= ITEMS =
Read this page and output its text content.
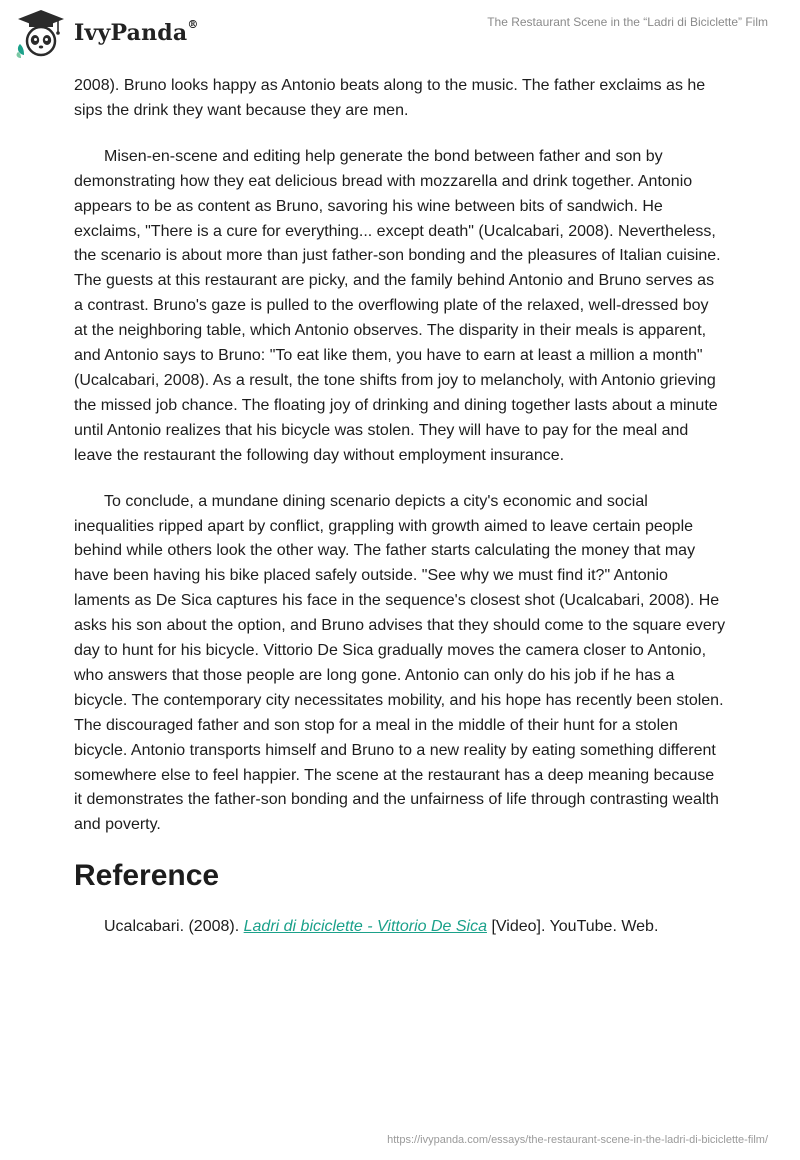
IvyPanda®	The Restaurant Scene in the “Ladri di Biciclette” Film

2008). Bruno looks happy as Antonio beats along to the music. The father exclaims as he sips the drink they want because they are men.

Misen-en-scene and editing help generate the bond between father and son by demonstrating how they eat delicious bread with mozzarella and drink together. Antonio appears to be as content as Bruno, savoring his wine between bits of sandwich. He exclaims, "There is a cure for everything... except death" (Ucalcabari, 2008). Nevertheless, the scenario is about more than just father-son bonding and the pleasures of Italian cuisine. The guests at this restaurant are picky, and the family behind Antonio and Bruno serves as a contrast. Bruno's gaze is pulled to the overflowing plate of the relaxed, well-dressed boy at the neighboring table, which Antonio observes. The disparity in their meals is apparent, and Antonio says to Bruno: "To eat like them, you have to earn at least a million a month" (Ucalcabari, 2008). As a result, the tone shifts from joy to melancholy, with Antonio grieving the missed job chance. The floating joy of drinking and dining together lasts about a minute until Antonio realizes that his bicycle was stolen. They will have to pay for the meal and leave the restaurant the following day without employment insurance.

To conclude, a mundane dining scenario depicts a city's economic and social inequalities ripped apart by conflict, grappling with growth aimed to leave certain people behind while others look the other way. The father starts calculating the money that may have been having his bike placed safely outside. "See why we must find it?" Antonio laments as De Sica captures his face in the sequence's closest shot (Ucalcabari, 2008). He asks his son about the option, and Bruno advises that they should come to the square every day to hunt for his bicycle. Vittorio De Sica gradually moves the camera closer to Antonio, who answers that those people are long gone. Antonio can only do his job if he has a bicycle. The contemporary city necessitates mobility, and his hope has recently been stolen. The discouraged father and son stop for a meal in the middle of their hunt for a stolen bicycle. Antonio transports himself and Bruno to a new reality by eating something different somewhere else to feel happier. The scene at the restaurant has a deep meaning because it demonstrates the father-son bonding and the unfairness of life through contrasting wealth and poverty.

Reference
Ucalcabari. (2008). Ladri di biciclette - Vittorio De Sica [Video]. YouTube. Web.
https://ivypanda.com/essays/the-restaurant-scene-in-the-ladri-di-biciclette-film/
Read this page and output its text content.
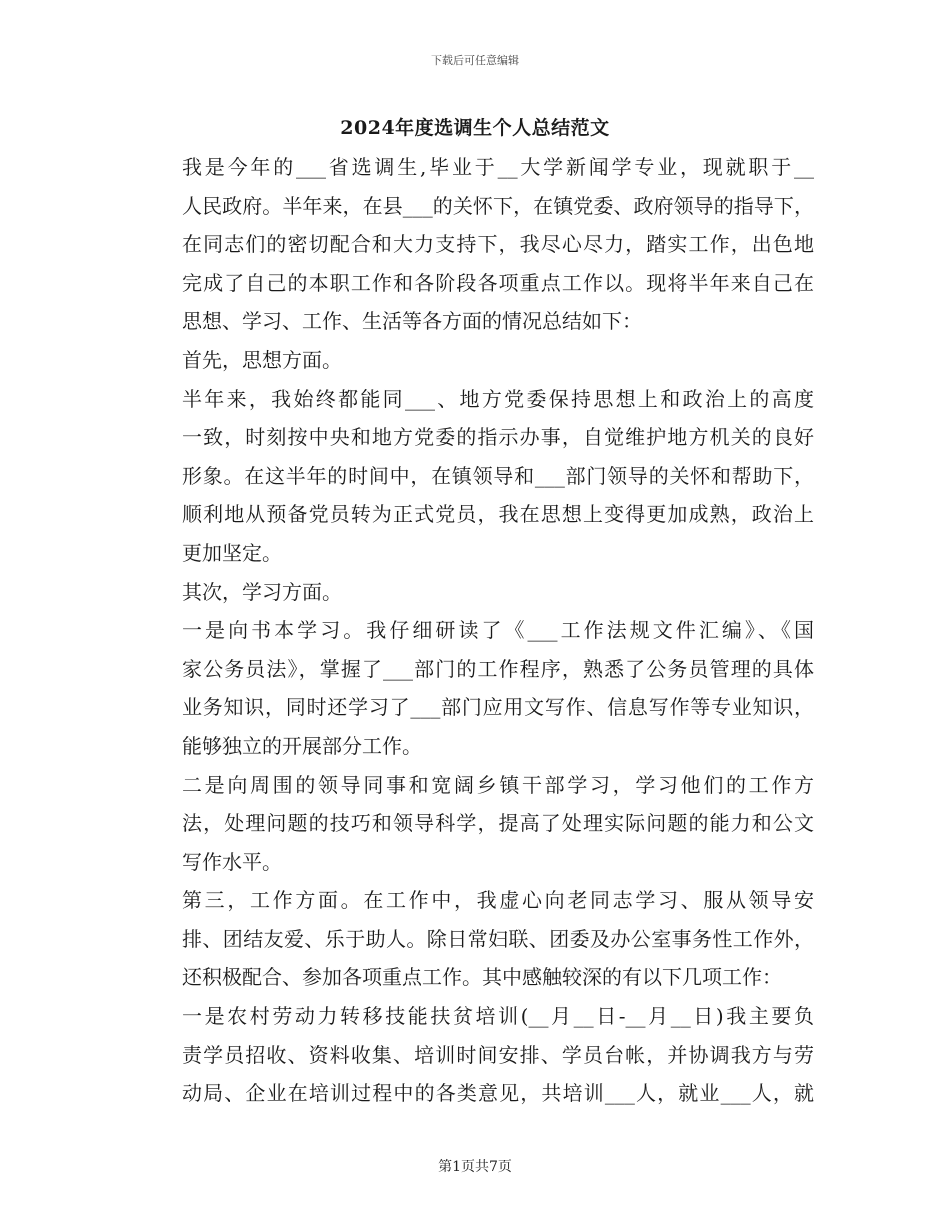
下载后可任意编辑
2024年度选调生个人总结范文

我是今年的___省选调生,毕业于__大学新闻学专业，现就职于__
人民政府。半年来，在县___的关怀下，在镇党委、政府领导的指导下，
在同志们的密切配合和大力支持下，我尽心尽力，踏实工作，出色地
完成了自己的本职工作和各阶段各项重点工作以。现将半年来自己在
思想、学习、工作、生活等各方面的情况总结如下：

首先，思想方面。

半年来，我始终都能同___、地方党委保持思想上和政治上的高度
一致，时刻按中央和地方党委的指示办事，自觉维护地方机关的良好
形象。在这半年的时间中，在镇领导和___部门领导的关怀和帮助下，
顺利地从预备党员转为正式党员，我在思想上变得更加成熟，政治上
更加坚定。

其次，学习方面。

一是向书本学习。我仔细研读了《___工作法规文件汇编》、《国
家公务员法》，掌握了___部门的工作程序，熟悉了公务员管理的具体
业务知识，同时还学习了___部门应用文写作、信息写作等专业知识，
能够独立的开展部分工作。

二是向周围的领导同事和宽阔乡镇干部学习，学习他们的工作方
法，处理问题的技巧和领导科学，提高了处理实际问题的能力和公文
写作水平。

第三，工作方面。在工作中，我虚心向老同志学习、服从领导安
排、团结友爱、乐于助人。除日常妇联、团委及办公室事务性工作外，
还积极配合、参加各项重点工作。其中感触较深的有以下几项工作：

一是农村劳动力转移技能扶贫培训(__月__日-__月__日)我主要负
责学员招收、资料收集、培训时间安排、学员台帐，并协调我方与劳
动局、企业在培训过程中的各类意见，共培训___人，就业___人，就

第1页共7页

= WORK REQUIRED =
The records above need to be given again exactly. Omit the pictures.

= EXERCISE OUTPUT =
Read this page and output its text content.
IvyPanda®	The Restaurant Scene in the “Ladri di Biciclette” Film

2008). Bruno looks happy as Antonio beats along to the music. The father exclaims as he sips the drink they want because they are men.

Misen-en-scene and editing help generate the bond between father and son by demonstrating how they eat delicious bread with mozzarella and drink together. Antonio appears to be as content as Bruno, savoring his wine between bits of sandwich. He exclaims, "There is a cure for everything... except death" (Ucalcabari, 2008). Nevertheless, the scenario is about more than just father-son bonding and the pleasures of Italian cuisine. The guests at this restaurant are picky, and the family behind Antonio and Bruno serves as a contrast. Bruno's gaze is pulled to the overflowing plate of the relaxed, well-dressed boy at the neighboring table, which Antonio observes. The disparity in their meals is apparent, and Antonio says to Bruno: "To eat like them, you have to earn at least a million a month" (Ucalcabari, 2008). As a result, the tone shifts from joy to melancholy, with Antonio grieving the missed job chance. The floating joy of drinking and dining together lasts about a minute until Antonio realizes that his bicycle was stolen. They will have to pay for the meal and leave the restaurant the following day without employment insurance.

To conclude, a mundane dining scenario depicts a city's economic and social inequalities ripped apart by conflict, grappling with growth aimed to leave certain people behind while others look the other way. The father starts calculating the money that may have been having his bike placed safely outside. "See why we must find it?" Antonio laments as De Sica captures his face in the sequence's closest shot (Ucalcabari, 2008). He asks his son about the option, and Bruno advises that they should come to the square every day to hunt for his bicycle. Vittorio De Sica gradually moves the camera closer to Antonio, who answers that those people are long gone. Antonio can only do his job if he has a bicycle. The contemporary city necessitates mobility, and his hope has recently been stolen. The discouraged father and son stop for a meal in the middle of their hunt for a stolen bicycle. Antonio transports himself and Bruno to a new reality by eating something different somewhere else to feel happier. The scene at the restaurant has a deep meaning because it demonstrates the father-son bonding and the unfairness of life through contrasting wealth and poverty.

Reference
Ucalcabari. (2008). Ladri di biciclette - Vittorio De Sica [Video]. YouTube. Web.
https://ivypanda.com/essays/the-restaurant-scene-in-the-ladri-di-biciclette-film/
Read this page and output its text content.
下载后可任意编辑
2024年度选调生个人总结范文

我是今年的___省选调生,毕业于__大学新闻学专业，现就职于__
人民政府。半年来，在县___的关怀下，在镇党委、政府领导的指导下，
在同志们的密切配合和大力支持下，我尽心尽力，踏实工作，出色地
完成了自己的本职工作和各阶段各项重点工作以。现将半年来自己在
思想、学习、工作、生活等各方面的情况总结如下：

首先，思想方面。

半年来，我始终都能同___、地方党委保持思想上和政治上的高度
一致，时刻按中央和地方党委的指示办事，自觉维护地方机关的良好
形象。在这半年的时间中，在镇领导和___部门领导的关怀和帮助下，
顺利地从预备党员转为正式党员，我在思想上变得更加成熟，政治上
更加坚定。

其次，学习方面。

一是向书本学习。我仔细研读了《___工作法规文件汇编》、《国
家公务员法》，掌握了___部门的工作程序，熟悉了公务员管理的具体
业务知识，同时还学习了___部门应用文写作、信息写作等专业知识，
能够独立的开展部分工作。

二是向周围的领导同事和宽阔乡镇干部学习，学习他们的工作方
法，处理问题的技巧和领导科学，提高了处理实际问题的能力和公文
写作水平。

第三，工作方面。在工作中，我虚心向老同志学习、服从领导安
排、团结友爱、乐于助人。除日常妇联、团委及办公室事务性工作外，
还积极配合、参加各项重点工作。其中感触较深的有以下几项工作：

一是农村劳动力转移技能扶贫培训(__月__日-__月__日)我主要负
责学员招收、资料收集、培训时间安排、学员台帐，并协调我方与劳
动局、企业在培训过程中的各类意见，共培训___人，就业___人，就

第1页共7页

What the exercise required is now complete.